Task details:
What is the number of lines containing the string "Miss"? Answer with the number only.

Provided information:
....
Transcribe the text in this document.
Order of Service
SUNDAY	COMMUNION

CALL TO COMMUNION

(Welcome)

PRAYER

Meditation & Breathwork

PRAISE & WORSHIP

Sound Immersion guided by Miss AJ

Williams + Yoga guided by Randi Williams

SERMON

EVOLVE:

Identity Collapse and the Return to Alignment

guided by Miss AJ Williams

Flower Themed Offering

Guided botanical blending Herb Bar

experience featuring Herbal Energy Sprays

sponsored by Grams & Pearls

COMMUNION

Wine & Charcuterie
....
Worked answer:
2